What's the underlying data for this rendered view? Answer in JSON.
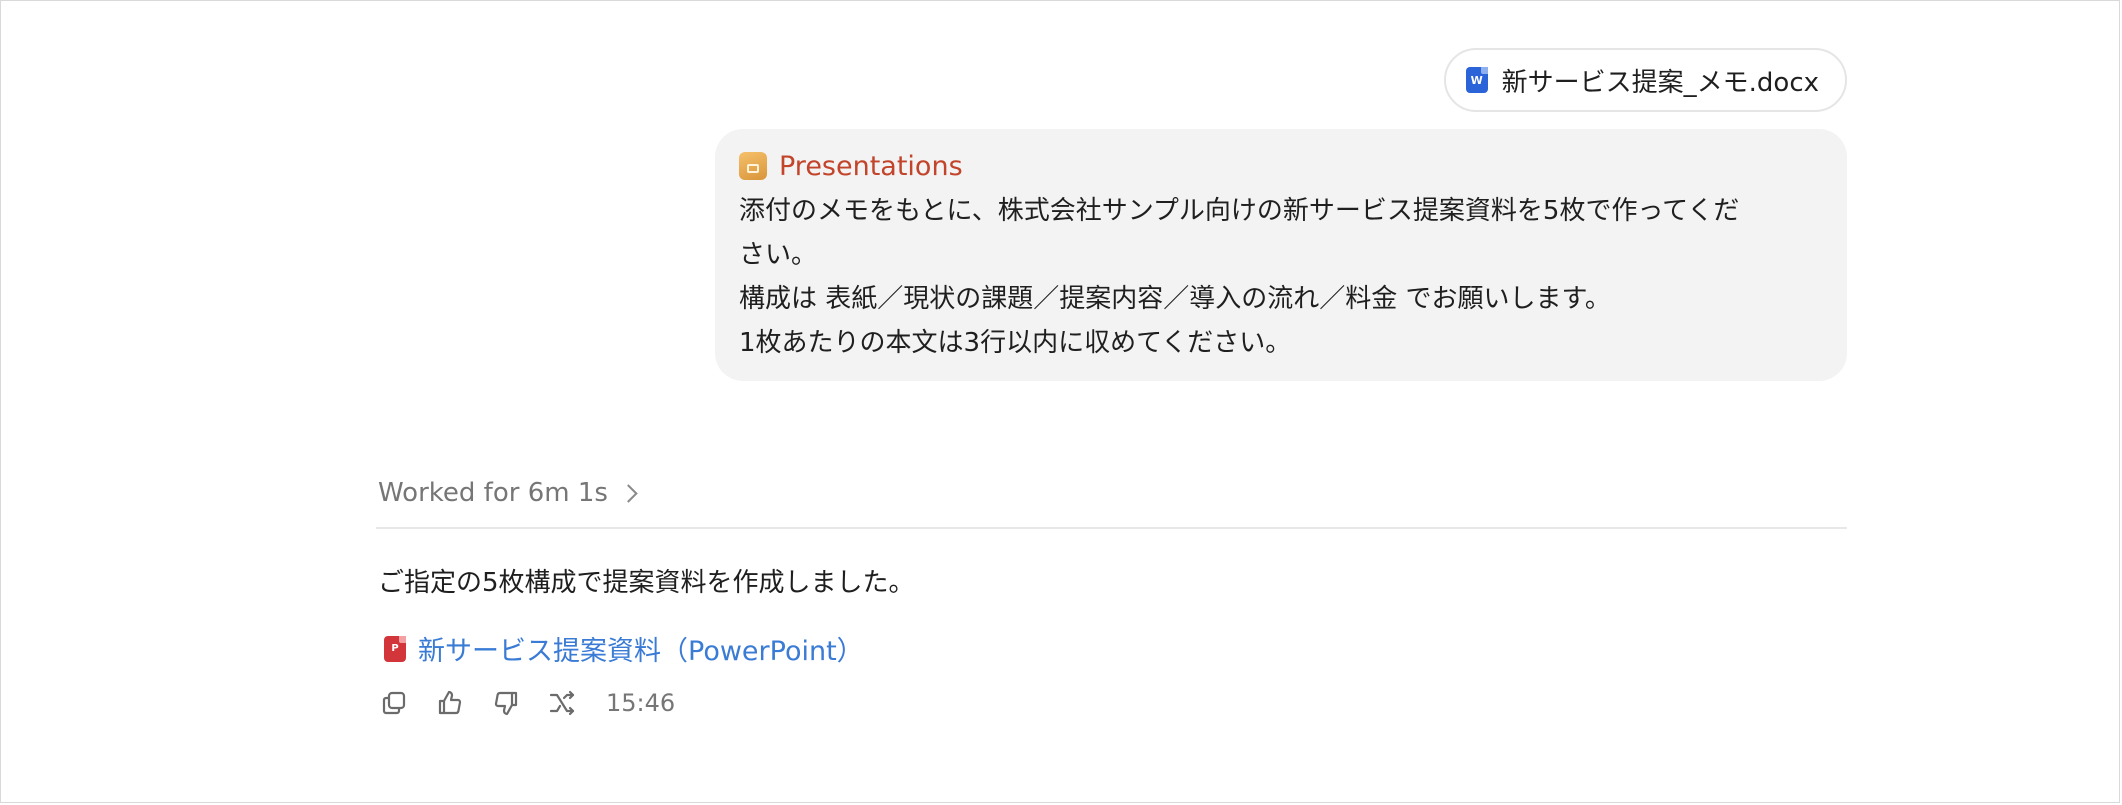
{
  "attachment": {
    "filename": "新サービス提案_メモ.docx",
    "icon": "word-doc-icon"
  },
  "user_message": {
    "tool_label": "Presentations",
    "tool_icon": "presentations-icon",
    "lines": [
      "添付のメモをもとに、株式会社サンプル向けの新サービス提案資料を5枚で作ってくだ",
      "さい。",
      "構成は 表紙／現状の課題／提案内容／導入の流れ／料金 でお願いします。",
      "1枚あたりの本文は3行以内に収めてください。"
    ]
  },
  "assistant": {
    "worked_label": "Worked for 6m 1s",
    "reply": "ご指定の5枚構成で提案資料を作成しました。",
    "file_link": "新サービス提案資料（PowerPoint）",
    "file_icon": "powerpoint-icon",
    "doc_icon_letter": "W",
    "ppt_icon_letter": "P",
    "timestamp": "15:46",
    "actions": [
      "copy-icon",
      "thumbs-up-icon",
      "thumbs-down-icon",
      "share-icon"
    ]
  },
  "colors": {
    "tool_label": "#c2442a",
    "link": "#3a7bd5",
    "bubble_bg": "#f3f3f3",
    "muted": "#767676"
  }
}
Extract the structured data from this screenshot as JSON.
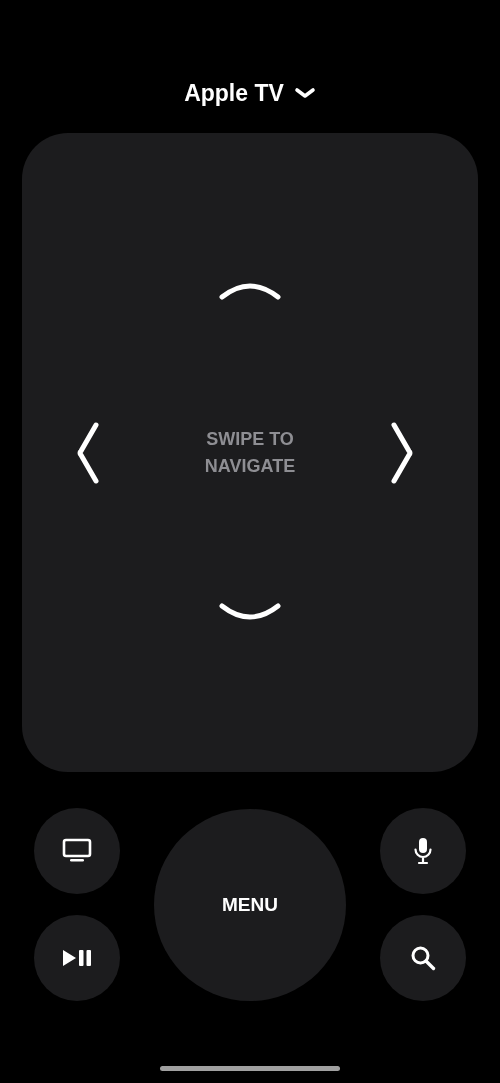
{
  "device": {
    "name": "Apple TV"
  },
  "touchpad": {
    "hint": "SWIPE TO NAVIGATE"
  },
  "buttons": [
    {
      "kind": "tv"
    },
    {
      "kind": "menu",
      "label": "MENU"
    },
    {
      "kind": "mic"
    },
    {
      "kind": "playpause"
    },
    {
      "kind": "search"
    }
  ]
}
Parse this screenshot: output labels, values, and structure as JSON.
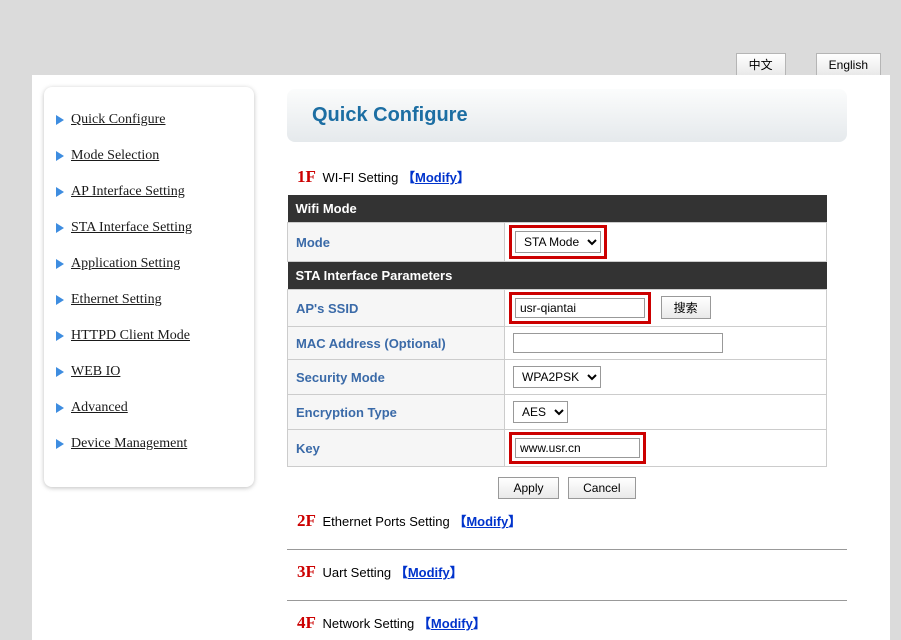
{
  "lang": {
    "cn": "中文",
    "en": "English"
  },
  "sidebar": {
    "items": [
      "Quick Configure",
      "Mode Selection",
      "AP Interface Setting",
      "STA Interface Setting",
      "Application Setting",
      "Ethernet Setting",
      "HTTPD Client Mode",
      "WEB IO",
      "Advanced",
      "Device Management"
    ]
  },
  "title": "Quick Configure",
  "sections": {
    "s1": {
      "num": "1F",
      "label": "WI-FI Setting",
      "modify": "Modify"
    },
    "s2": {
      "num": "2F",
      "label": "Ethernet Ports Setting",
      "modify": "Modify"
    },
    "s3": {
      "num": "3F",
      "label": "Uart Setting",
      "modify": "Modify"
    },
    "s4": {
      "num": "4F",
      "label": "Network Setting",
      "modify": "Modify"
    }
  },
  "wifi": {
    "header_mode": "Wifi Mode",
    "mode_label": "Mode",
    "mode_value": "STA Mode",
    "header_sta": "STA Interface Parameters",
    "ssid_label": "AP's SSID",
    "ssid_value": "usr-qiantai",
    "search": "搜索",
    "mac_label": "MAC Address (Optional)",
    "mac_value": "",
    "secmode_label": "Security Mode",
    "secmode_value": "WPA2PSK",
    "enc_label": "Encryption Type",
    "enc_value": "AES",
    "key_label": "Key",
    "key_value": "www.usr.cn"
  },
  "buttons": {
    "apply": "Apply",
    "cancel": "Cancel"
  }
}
------
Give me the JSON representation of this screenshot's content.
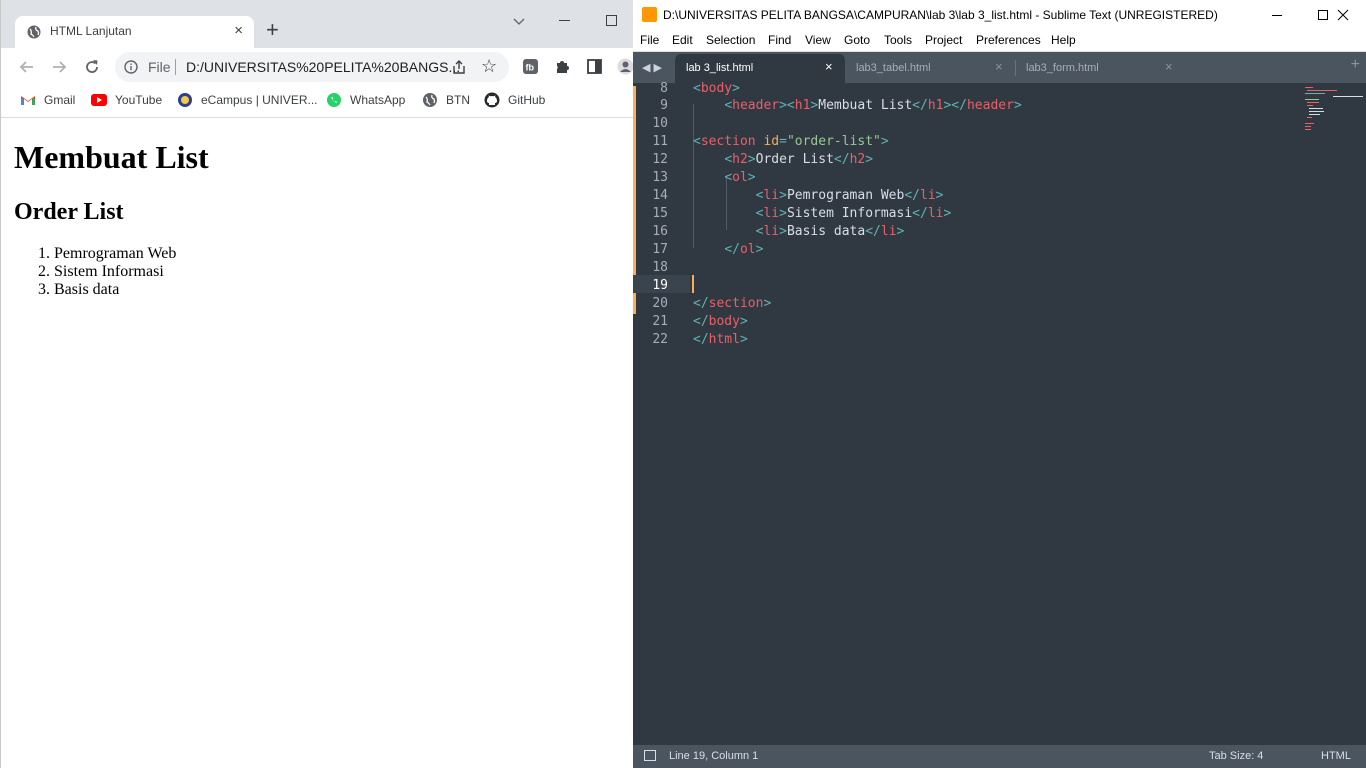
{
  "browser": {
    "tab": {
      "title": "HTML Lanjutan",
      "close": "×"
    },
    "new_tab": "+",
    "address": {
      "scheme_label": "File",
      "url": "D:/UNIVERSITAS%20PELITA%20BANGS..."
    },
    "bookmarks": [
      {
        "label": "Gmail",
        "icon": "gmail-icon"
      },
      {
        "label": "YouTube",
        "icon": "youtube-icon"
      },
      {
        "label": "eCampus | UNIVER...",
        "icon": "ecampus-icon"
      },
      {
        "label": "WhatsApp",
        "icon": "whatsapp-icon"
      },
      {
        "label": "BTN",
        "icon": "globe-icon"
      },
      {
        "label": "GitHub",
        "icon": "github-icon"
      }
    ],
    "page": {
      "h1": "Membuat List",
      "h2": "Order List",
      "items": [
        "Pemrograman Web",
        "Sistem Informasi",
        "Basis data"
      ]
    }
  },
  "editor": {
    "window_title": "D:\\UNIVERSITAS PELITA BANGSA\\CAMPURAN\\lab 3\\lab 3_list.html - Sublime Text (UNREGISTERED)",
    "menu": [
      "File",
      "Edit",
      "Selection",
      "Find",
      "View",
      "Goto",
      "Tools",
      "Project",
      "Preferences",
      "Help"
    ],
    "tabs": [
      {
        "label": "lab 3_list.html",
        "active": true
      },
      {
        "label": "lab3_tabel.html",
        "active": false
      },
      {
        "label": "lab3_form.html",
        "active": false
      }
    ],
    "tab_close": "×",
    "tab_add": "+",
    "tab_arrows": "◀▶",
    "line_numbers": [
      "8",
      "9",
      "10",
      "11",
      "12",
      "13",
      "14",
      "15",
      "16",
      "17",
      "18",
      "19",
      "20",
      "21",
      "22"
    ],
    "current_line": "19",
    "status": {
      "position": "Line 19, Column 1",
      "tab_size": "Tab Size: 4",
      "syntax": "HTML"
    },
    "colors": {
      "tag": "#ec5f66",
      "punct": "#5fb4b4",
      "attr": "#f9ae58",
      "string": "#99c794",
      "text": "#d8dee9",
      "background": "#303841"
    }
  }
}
------
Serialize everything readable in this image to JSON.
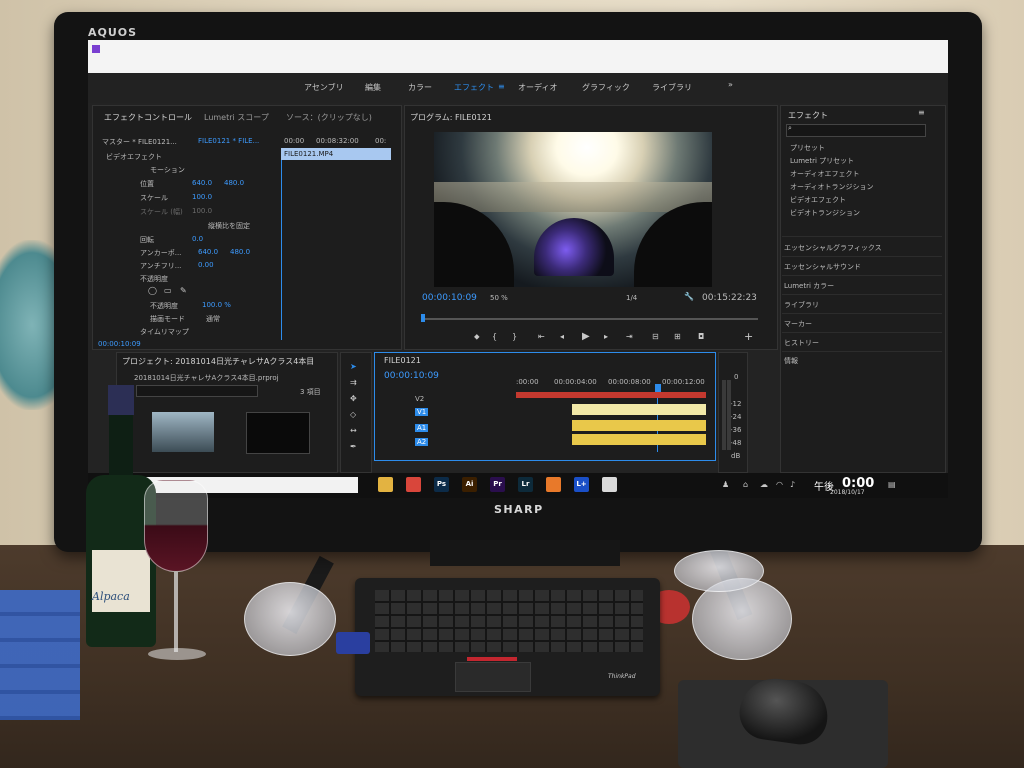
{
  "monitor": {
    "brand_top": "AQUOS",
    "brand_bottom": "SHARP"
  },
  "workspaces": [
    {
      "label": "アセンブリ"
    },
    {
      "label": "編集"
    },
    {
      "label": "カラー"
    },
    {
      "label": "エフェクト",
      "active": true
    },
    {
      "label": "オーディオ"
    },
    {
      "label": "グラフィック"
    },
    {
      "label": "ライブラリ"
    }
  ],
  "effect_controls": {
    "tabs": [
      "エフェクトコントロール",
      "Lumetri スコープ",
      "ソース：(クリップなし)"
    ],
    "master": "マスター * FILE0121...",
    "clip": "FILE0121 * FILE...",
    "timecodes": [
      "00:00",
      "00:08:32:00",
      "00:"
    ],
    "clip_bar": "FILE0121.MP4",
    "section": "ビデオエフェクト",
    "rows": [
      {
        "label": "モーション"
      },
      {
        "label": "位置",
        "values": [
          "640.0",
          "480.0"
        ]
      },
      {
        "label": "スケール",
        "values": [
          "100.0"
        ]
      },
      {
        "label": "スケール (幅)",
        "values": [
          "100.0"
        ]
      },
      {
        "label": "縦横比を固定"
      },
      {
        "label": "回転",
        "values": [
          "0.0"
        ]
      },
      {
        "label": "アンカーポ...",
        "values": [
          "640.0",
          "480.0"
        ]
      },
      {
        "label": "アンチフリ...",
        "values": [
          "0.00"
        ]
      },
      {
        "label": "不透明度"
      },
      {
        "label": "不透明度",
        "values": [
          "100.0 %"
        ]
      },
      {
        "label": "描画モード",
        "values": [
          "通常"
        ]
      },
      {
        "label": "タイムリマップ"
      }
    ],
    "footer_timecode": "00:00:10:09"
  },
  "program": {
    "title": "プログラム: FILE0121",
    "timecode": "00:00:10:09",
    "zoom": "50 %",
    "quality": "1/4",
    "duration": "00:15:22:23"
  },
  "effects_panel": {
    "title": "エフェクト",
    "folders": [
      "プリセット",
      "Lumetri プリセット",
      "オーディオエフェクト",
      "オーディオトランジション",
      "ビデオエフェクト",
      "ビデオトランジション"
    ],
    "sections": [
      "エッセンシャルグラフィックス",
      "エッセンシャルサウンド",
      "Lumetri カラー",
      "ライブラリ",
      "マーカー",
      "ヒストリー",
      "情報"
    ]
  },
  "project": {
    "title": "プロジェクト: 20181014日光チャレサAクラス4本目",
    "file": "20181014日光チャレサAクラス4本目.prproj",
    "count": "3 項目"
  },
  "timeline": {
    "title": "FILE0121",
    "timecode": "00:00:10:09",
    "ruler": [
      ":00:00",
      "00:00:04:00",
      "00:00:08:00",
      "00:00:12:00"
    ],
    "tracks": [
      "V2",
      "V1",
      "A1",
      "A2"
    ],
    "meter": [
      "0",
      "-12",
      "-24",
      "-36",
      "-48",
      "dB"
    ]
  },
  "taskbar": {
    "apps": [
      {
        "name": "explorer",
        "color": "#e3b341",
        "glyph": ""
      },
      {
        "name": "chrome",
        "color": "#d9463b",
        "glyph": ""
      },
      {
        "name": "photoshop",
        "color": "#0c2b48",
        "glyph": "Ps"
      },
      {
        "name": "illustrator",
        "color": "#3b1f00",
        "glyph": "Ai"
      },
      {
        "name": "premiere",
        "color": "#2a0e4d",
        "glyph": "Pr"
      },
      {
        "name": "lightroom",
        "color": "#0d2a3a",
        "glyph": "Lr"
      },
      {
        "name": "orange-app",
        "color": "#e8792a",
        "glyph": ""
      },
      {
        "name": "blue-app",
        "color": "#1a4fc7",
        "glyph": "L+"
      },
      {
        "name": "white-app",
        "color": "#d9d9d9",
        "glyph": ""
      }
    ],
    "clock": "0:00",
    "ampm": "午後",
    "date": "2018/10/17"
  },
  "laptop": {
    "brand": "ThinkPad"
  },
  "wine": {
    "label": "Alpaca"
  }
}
------
**What you are asked to do**
Pull out each line of the entries that contains "Configure".

**Solution to this problem**
      "Quick Configure",
  "title": "Quick Configure",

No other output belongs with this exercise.